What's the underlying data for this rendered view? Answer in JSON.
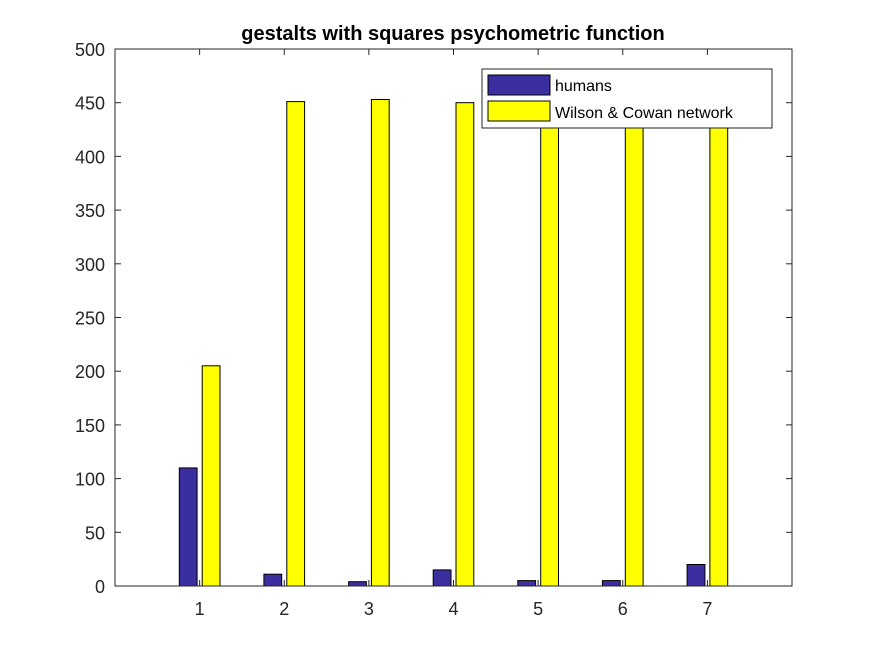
{
  "chart_data": {
    "type": "bar",
    "title": "gestalts with squares psychometric function",
    "xlabel": "",
    "ylabel": "",
    "categories": [
      "1",
      "2",
      "3",
      "4",
      "5",
      "6",
      "7"
    ],
    "series": [
      {
        "name": "humans",
        "color": "#3a2ea0",
        "values": [
          110,
          11,
          4,
          15,
          5,
          5,
          20
        ]
      },
      {
        "name": "Wilson & Cowan network",
        "color": "#ffff00",
        "values": [
          205,
          451,
          453,
          450,
          450,
          450,
          450
        ]
      }
    ],
    "xlim": [
      0,
      8
    ],
    "ylim": [
      0,
      500
    ],
    "yticks": [
      0,
      50,
      100,
      150,
      200,
      250,
      300,
      350,
      400,
      450,
      500
    ],
    "grid": false,
    "legend_position": "top-right"
  }
}
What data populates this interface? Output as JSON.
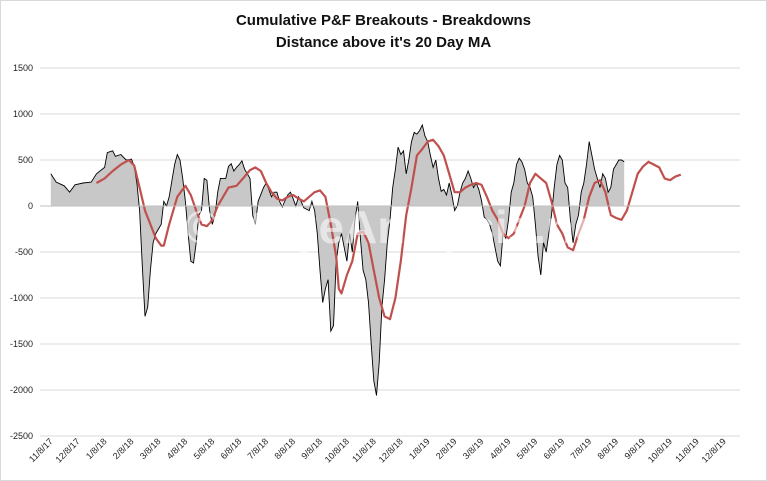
{
  "chart_data": {
    "type": "area",
    "title": "Cumulative P&F Breakouts - Breakdowns",
    "subtitle": "Distance above it's 20 Day MA",
    "watermark": "©StageAnalysis.net",
    "xlabel": "",
    "ylabel": "",
    "ylim": [
      -2500,
      1500
    ],
    "y_ticks": [
      1500,
      1000,
      500,
      0,
      -500,
      -1000,
      -1500,
      -2000,
      -2500
    ],
    "x_tick_labels": [
      "11/8/17",
      "12/8/17",
      "1/8/18",
      "2/8/18",
      "3/8/18",
      "4/8/18",
      "5/8/18",
      "6/8/18",
      "7/8/18",
      "8/8/18",
      "9/8/18",
      "10/8/18",
      "11/8/18",
      "12/8/18",
      "1/8/19",
      "2/8/19",
      "3/8/19",
      "4/8/19",
      "5/8/19",
      "6/8/19",
      "7/8/19",
      "8/8/19",
      "9/8/19",
      "10/8/19",
      "11/8/19",
      "12/8/19"
    ],
    "grid": true,
    "colors": {
      "area_fill": "#c8c8c8",
      "area_line": "#000000",
      "ma_line": "#c0504d",
      "grid": "#d9d9d9"
    },
    "series": [
      {
        "name": "",
        "style": "area",
        "points": [
          [
            0.4,
            350
          ],
          [
            0.6,
            260
          ],
          [
            0.9,
            220
          ],
          [
            1.1,
            150
          ],
          [
            1.3,
            230
          ],
          [
            1.6,
            250
          ],
          [
            1.9,
            260
          ],
          [
            2.1,
            350
          ],
          [
            2.4,
            420
          ],
          [
            2.5,
            580
          ],
          [
            2.7,
            600
          ],
          [
            2.8,
            540
          ],
          [
            3.0,
            560
          ],
          [
            3.2,
            500
          ],
          [
            3.4,
            510
          ],
          [
            3.5,
            430
          ],
          [
            3.6,
            250
          ],
          [
            3.7,
            -50
          ],
          [
            3.8,
            -650
          ],
          [
            3.9,
            -1200
          ],
          [
            4.0,
            -1100
          ],
          [
            4.1,
            -700
          ],
          [
            4.2,
            -400
          ],
          [
            4.3,
            -300
          ],
          [
            4.5,
            -200
          ],
          [
            4.6,
            50
          ],
          [
            4.7,
            0
          ],
          [
            4.8,
            100
          ],
          [
            5.0,
            450
          ],
          [
            5.1,
            560
          ],
          [
            5.2,
            500
          ],
          [
            5.3,
            300
          ],
          [
            5.4,
            50
          ],
          [
            5.5,
            -300
          ],
          [
            5.6,
            -600
          ],
          [
            5.7,
            -620
          ],
          [
            5.8,
            -400
          ],
          [
            5.9,
            -100
          ],
          [
            6.0,
            -50
          ],
          [
            6.1,
            300
          ],
          [
            6.2,
            280
          ],
          [
            6.3,
            -50
          ],
          [
            6.4,
            -200
          ],
          [
            6.5,
            -100
          ],
          [
            6.6,
            150
          ],
          [
            6.7,
            300
          ],
          [
            6.9,
            300
          ],
          [
            7.0,
            430
          ],
          [
            7.1,
            460
          ],
          [
            7.2,
            380
          ],
          [
            7.3,
            420
          ],
          [
            7.4,
            450
          ],
          [
            7.5,
            490
          ],
          [
            7.6,
            400
          ],
          [
            7.8,
            300
          ],
          [
            7.9,
            -100
          ],
          [
            8.0,
            -200
          ],
          [
            8.1,
            50
          ],
          [
            8.3,
            200
          ],
          [
            8.4,
            250
          ],
          [
            8.5,
            180
          ],
          [
            8.6,
            100
          ],
          [
            8.7,
            150
          ],
          [
            8.8,
            150
          ],
          [
            8.9,
            50
          ],
          [
            9.0,
            -10
          ],
          [
            9.1,
            60
          ],
          [
            9.2,
            120
          ],
          [
            9.3,
            150
          ],
          [
            9.4,
            80
          ],
          [
            9.5,
            0
          ],
          [
            9.6,
            100
          ],
          [
            9.7,
            50
          ],
          [
            9.8,
            -20
          ],
          [
            10.0,
            -50
          ],
          [
            10.1,
            50
          ],
          [
            10.2,
            -50
          ],
          [
            10.3,
            -300
          ],
          [
            10.4,
            -700
          ],
          [
            10.5,
            -1050
          ],
          [
            10.6,
            -900
          ],
          [
            10.7,
            -800
          ],
          [
            10.8,
            -1360
          ],
          [
            10.9,
            -1300
          ],
          [
            11.0,
            -600
          ],
          [
            11.1,
            -400
          ],
          [
            11.2,
            -300
          ],
          [
            11.3,
            -450
          ],
          [
            11.4,
            -600
          ],
          [
            11.5,
            -300
          ],
          [
            11.6,
            -500
          ],
          [
            11.7,
            -150
          ],
          [
            11.8,
            50
          ],
          [
            11.9,
            -350
          ],
          [
            12.0,
            -700
          ],
          [
            12.1,
            -800
          ],
          [
            12.2,
            -1050
          ],
          [
            12.3,
            -1500
          ],
          [
            12.4,
            -1900
          ],
          [
            12.5,
            -2060
          ],
          [
            12.6,
            -1700
          ],
          [
            12.7,
            -1100
          ],
          [
            12.8,
            -800
          ],
          [
            12.9,
            -400
          ],
          [
            13.0,
            -150
          ],
          [
            13.1,
            200
          ],
          [
            13.2,
            400
          ],
          [
            13.3,
            640
          ],
          [
            13.4,
            560
          ],
          [
            13.5,
            600
          ],
          [
            13.6,
            350
          ],
          [
            13.7,
            500
          ],
          [
            13.8,
            700
          ],
          [
            13.9,
            800
          ],
          [
            14.0,
            780
          ],
          [
            14.1,
            820
          ],
          [
            14.2,
            880
          ],
          [
            14.3,
            760
          ],
          [
            14.4,
            700
          ],
          [
            14.5,
            550
          ],
          [
            14.6,
            420
          ],
          [
            14.7,
            500
          ],
          [
            14.8,
            300
          ],
          [
            14.9,
            160
          ],
          [
            15.0,
            180
          ],
          [
            15.1,
            120
          ],
          [
            15.2,
            250
          ],
          [
            15.3,
            120
          ],
          [
            15.4,
            -50
          ],
          [
            15.5,
            0
          ],
          [
            15.6,
            150
          ],
          [
            15.7,
            250
          ],
          [
            15.8,
            300
          ],
          [
            15.9,
            380
          ],
          [
            16.0,
            300
          ],
          [
            16.1,
            200
          ],
          [
            16.2,
            250
          ],
          [
            16.3,
            180
          ],
          [
            16.4,
            60
          ],
          [
            16.5,
            -120
          ],
          [
            16.6,
            -150
          ],
          [
            16.7,
            -200
          ],
          [
            16.8,
            -300
          ],
          [
            16.9,
            -450
          ],
          [
            17.0,
            -600
          ],
          [
            17.1,
            -650
          ],
          [
            17.2,
            -300
          ],
          [
            17.3,
            -350
          ],
          [
            17.4,
            -150
          ],
          [
            17.5,
            150
          ],
          [
            17.6,
            250
          ],
          [
            17.7,
            450
          ],
          [
            17.8,
            520
          ],
          [
            17.9,
            480
          ],
          [
            18.0,
            400
          ],
          [
            18.1,
            250
          ],
          [
            18.2,
            200
          ],
          [
            18.3,
            100
          ],
          [
            18.4,
            -200
          ],
          [
            18.5,
            -550
          ],
          [
            18.6,
            -750
          ],
          [
            18.7,
            -400
          ],
          [
            18.8,
            -500
          ],
          [
            18.9,
            -300
          ],
          [
            19.0,
            -100
          ],
          [
            19.1,
            200
          ],
          [
            19.2,
            450
          ],
          [
            19.3,
            550
          ],
          [
            19.4,
            500
          ],
          [
            19.5,
            250
          ],
          [
            19.6,
            200
          ],
          [
            19.7,
            -150
          ],
          [
            19.8,
            -400
          ],
          [
            19.9,
            -200
          ],
          [
            20.0,
            -100
          ],
          [
            20.1,
            150
          ],
          [
            20.2,
            250
          ],
          [
            20.3,
            450
          ],
          [
            20.4,
            700
          ],
          [
            20.5,
            550
          ],
          [
            20.6,
            400
          ],
          [
            20.7,
            300
          ],
          [
            20.8,
            200
          ],
          [
            20.9,
            350
          ],
          [
            21.0,
            300
          ],
          [
            21.1,
            150
          ],
          [
            21.2,
            200
          ],
          [
            21.3,
            400
          ],
          [
            21.4,
            450
          ],
          [
            21.5,
            500
          ],
          [
            21.6,
            500
          ],
          [
            21.7,
            480
          ]
        ]
      },
      {
        "name": "",
        "style": "line",
        "points": [
          [
            2.1,
            250
          ],
          [
            2.4,
            300
          ],
          [
            2.7,
            380
          ],
          [
            3.0,
            450
          ],
          [
            3.3,
            500
          ],
          [
            3.5,
            440
          ],
          [
            3.7,
            200
          ],
          [
            3.9,
            -50
          ],
          [
            4.1,
            -200
          ],
          [
            4.3,
            -350
          ],
          [
            4.5,
            -430
          ],
          [
            4.6,
            -430
          ],
          [
            4.8,
            -200
          ],
          [
            5.0,
            0
          ],
          [
            5.1,
            100
          ],
          [
            5.3,
            180
          ],
          [
            5.4,
            220
          ],
          [
            5.6,
            120
          ],
          [
            5.8,
            -50
          ],
          [
            6.0,
            -200
          ],
          [
            6.2,
            -220
          ],
          [
            6.4,
            -150
          ],
          [
            6.6,
            0
          ],
          [
            6.8,
            100
          ],
          [
            7.0,
            200
          ],
          [
            7.3,
            220
          ],
          [
            7.6,
            320
          ],
          [
            7.8,
            390
          ],
          [
            8.0,
            420
          ],
          [
            8.2,
            380
          ],
          [
            8.4,
            250
          ],
          [
            8.6,
            150
          ],
          [
            8.8,
            80
          ],
          [
            9.0,
            60
          ],
          [
            9.2,
            100
          ],
          [
            9.4,
            120
          ],
          [
            9.6,
            80
          ],
          [
            9.8,
            50
          ],
          [
            10.0,
            100
          ],
          [
            10.2,
            150
          ],
          [
            10.4,
            170
          ],
          [
            10.6,
            100
          ],
          [
            10.8,
            -200
          ],
          [
            11.0,
            -550
          ],
          [
            11.1,
            -900
          ],
          [
            11.2,
            -950
          ],
          [
            11.4,
            -750
          ],
          [
            11.6,
            -600
          ],
          [
            11.8,
            -300
          ],
          [
            12.0,
            -280
          ],
          [
            12.2,
            -400
          ],
          [
            12.4,
            -700
          ],
          [
            12.6,
            -1000
          ],
          [
            12.8,
            -1200
          ],
          [
            13.0,
            -1230
          ],
          [
            13.2,
            -1000
          ],
          [
            13.4,
            -600
          ],
          [
            13.6,
            -100
          ],
          [
            13.8,
            200
          ],
          [
            14.0,
            550
          ],
          [
            14.2,
            620
          ],
          [
            14.4,
            700
          ],
          [
            14.6,
            720
          ],
          [
            14.8,
            650
          ],
          [
            15.0,
            550
          ],
          [
            15.2,
            350
          ],
          [
            15.4,
            150
          ],
          [
            15.6,
            150
          ],
          [
            15.8,
            200
          ],
          [
            16.0,
            230
          ],
          [
            16.2,
            250
          ],
          [
            16.4,
            230
          ],
          [
            16.6,
            100
          ],
          [
            16.8,
            -50
          ],
          [
            17.0,
            -150
          ],
          [
            17.2,
            -300
          ],
          [
            17.4,
            -350
          ],
          [
            17.6,
            -300
          ],
          [
            17.8,
            -150
          ],
          [
            18.0,
            0
          ],
          [
            18.2,
            250
          ],
          [
            18.4,
            350
          ],
          [
            18.6,
            300
          ],
          [
            18.8,
            250
          ],
          [
            19.0,
            50
          ],
          [
            19.2,
            -200
          ],
          [
            19.4,
            -300
          ],
          [
            19.6,
            -450
          ],
          [
            19.8,
            -480
          ],
          [
            20.0,
            -300
          ],
          [
            20.2,
            -150
          ],
          [
            20.4,
            100
          ],
          [
            20.6,
            250
          ],
          [
            20.8,
            280
          ],
          [
            21.0,
            150
          ],
          [
            21.2,
            -100
          ],
          [
            21.4,
            -130
          ],
          [
            21.6,
            -150
          ],
          [
            21.8,
            -50
          ],
          [
            22.0,
            150
          ],
          [
            22.2,
            350
          ],
          [
            22.4,
            430
          ],
          [
            22.6,
            480
          ],
          [
            22.8,
            450
          ],
          [
            23.0,
            420
          ],
          [
            23.2,
            300
          ],
          [
            23.4,
            280
          ],
          [
            23.6,
            320
          ],
          [
            23.8,
            340
          ]
        ]
      }
    ]
  }
}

-.-.-

**Given request:**
Look through the data above. Find each line with the string "What" and copy it.

**Written solution:**
What's the underlying data for this rendered view? Answer in JSON.
What data populates this interface? Output as JSON.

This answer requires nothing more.